» **Written instruction**
Write out all of the entries exactly as given.

[Stored data]

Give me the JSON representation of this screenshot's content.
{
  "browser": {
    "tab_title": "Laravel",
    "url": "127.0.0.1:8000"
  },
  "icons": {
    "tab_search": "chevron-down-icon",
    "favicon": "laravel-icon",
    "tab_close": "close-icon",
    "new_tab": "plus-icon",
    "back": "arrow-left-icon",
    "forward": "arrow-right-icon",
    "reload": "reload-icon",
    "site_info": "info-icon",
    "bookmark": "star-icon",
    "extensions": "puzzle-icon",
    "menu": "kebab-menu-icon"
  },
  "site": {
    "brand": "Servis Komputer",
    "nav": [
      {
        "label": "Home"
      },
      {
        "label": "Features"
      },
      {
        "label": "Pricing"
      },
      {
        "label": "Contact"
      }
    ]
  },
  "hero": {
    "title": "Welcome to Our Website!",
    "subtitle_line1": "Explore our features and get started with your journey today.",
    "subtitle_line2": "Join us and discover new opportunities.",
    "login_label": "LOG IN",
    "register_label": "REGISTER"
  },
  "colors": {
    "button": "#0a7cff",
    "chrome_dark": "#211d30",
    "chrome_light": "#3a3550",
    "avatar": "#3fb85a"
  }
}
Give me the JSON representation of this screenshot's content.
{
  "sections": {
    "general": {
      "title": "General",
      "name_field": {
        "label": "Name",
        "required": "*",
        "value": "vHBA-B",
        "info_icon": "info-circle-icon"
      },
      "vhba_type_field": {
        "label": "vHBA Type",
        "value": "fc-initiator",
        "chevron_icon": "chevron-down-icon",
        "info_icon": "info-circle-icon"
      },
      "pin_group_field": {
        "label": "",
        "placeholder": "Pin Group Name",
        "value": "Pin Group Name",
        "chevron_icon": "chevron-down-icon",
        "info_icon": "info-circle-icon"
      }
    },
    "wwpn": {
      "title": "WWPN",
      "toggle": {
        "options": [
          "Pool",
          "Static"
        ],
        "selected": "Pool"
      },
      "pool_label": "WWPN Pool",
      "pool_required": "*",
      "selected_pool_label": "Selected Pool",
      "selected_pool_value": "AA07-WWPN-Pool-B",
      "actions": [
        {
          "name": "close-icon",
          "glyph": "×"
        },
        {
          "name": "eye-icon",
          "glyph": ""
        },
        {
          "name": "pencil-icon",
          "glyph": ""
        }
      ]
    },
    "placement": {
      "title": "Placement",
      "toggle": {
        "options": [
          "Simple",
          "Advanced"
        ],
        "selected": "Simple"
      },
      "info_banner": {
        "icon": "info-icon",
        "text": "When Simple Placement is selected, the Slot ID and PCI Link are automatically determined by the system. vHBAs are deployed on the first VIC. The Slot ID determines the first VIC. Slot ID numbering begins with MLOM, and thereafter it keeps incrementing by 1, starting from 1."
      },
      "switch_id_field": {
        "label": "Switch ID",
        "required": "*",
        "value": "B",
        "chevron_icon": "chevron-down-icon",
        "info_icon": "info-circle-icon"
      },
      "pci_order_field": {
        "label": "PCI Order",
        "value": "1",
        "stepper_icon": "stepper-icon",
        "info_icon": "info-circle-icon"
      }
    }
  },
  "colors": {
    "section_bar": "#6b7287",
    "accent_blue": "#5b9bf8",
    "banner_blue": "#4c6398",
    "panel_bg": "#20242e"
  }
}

» **The answer**
Give me the JSON representation of this screenshot's content.
{
  "browser": {
    "tab_title": "Laravel",
    "url": "127.0.0.1:8000"
  },
  "icons": {
    "tab_search": "chevron-down-icon",
    "favicon": "laravel-icon",
    "tab_close": "close-icon",
    "new_tab": "plus-icon",
    "back": "arrow-left-icon",
    "forward": "arrow-right-icon",
    "reload": "reload-icon",
    "site_info": "info-icon",
    "bookmark": "star-icon",
    "extensions": "puzzle-icon",
    "menu": "kebab-menu-icon"
  },
  "site": {
    "brand": "Servis Komputer",
    "nav": [
      {
        "label": "Home"
      },
      {
        "label": "Features"
      },
      {
        "label": "Pricing"
      },
      {
        "label": "Contact"
      }
    ]
  },
  "hero": {
    "title": "Welcome to Our Website!",
    "subtitle_line1": "Explore our features and get started with your journey today.",
    "subtitle_line2": "Join us and discover new opportunities.",
    "login_label": "LOG IN",
    "register_label": "REGISTER"
  },
  "colors": {
    "button": "#0a7cff",
    "chrome_dark": "#211d30",
    "chrome_light": "#3a3550",
    "avatar": "#3fb85a"
  }
}
Give me the JSON representation of this screenshot's content.
{
  "sections": {
    "general": {
      "title": "General",
      "name_field": {
        "label": "Name",
        "required": "*",
        "value": "vHBA-B",
        "info_icon": "info-circle-icon"
      },
      "vhba_type_field": {
        "label": "vHBA Type",
        "value": "fc-initiator",
        "chevron_icon": "chevron-down-icon",
        "info_icon": "info-circle-icon"
      },
      "pin_group_field": {
        "label": "",
        "placeholder": "Pin Group Name",
        "value": "Pin Group Name",
        "chevron_icon": "chevron-down-icon",
        "info_icon": "info-circle-icon"
      }
    },
    "wwpn": {
      "title": "WWPN",
      "toggle": {
        "options": [
          "Pool",
          "Static"
        ],
        "selected": "Pool"
      },
      "pool_label": "WWPN Pool",
      "pool_required": "*",
      "selected_pool_label": "Selected Pool",
      "selected_pool_value": "AA07-WWPN-Pool-B",
      "actions": [
        {
          "name": "close-icon",
          "glyph": "×"
        },
        {
          "name": "eye-icon",
          "glyph": ""
        },
        {
          "name": "pencil-icon",
          "glyph": ""
        }
      ]
    },
    "placement": {
      "title": "Placement",
      "toggle": {
        "options": [
          "Simple",
          "Advanced"
        ],
        "selected": "Simple"
      },
      "info_banner": {
        "icon": "info-icon",
        "text": "When Simple Placement is selected, the Slot ID and PCI Link are automatically determined by the system. vHBAs are deployed on the first VIC. The Slot ID determines the first VIC. Slot ID numbering begins with MLOM, and thereafter it keeps incrementing by 1, starting from 1."
      },
      "switch_id_field": {
        "label": "Switch ID",
        "required": "*",
        "value": "B",
        "chevron_icon": "chevron-down-icon",
        "info_icon": "info-circle-icon"
      },
      "pci_order_field": {
        "label": "PCI Order",
        "value": "1",
        "stepper_icon": "stepper-icon",
        "info_icon": "info-circle-icon"
      }
    }
  },
  "colors": {
    "section_bar": "#6b7287",
    "accent_blue": "#5b9bf8",
    "banner_blue": "#4c6398",
    "panel_bg": "#20242e"
  }
}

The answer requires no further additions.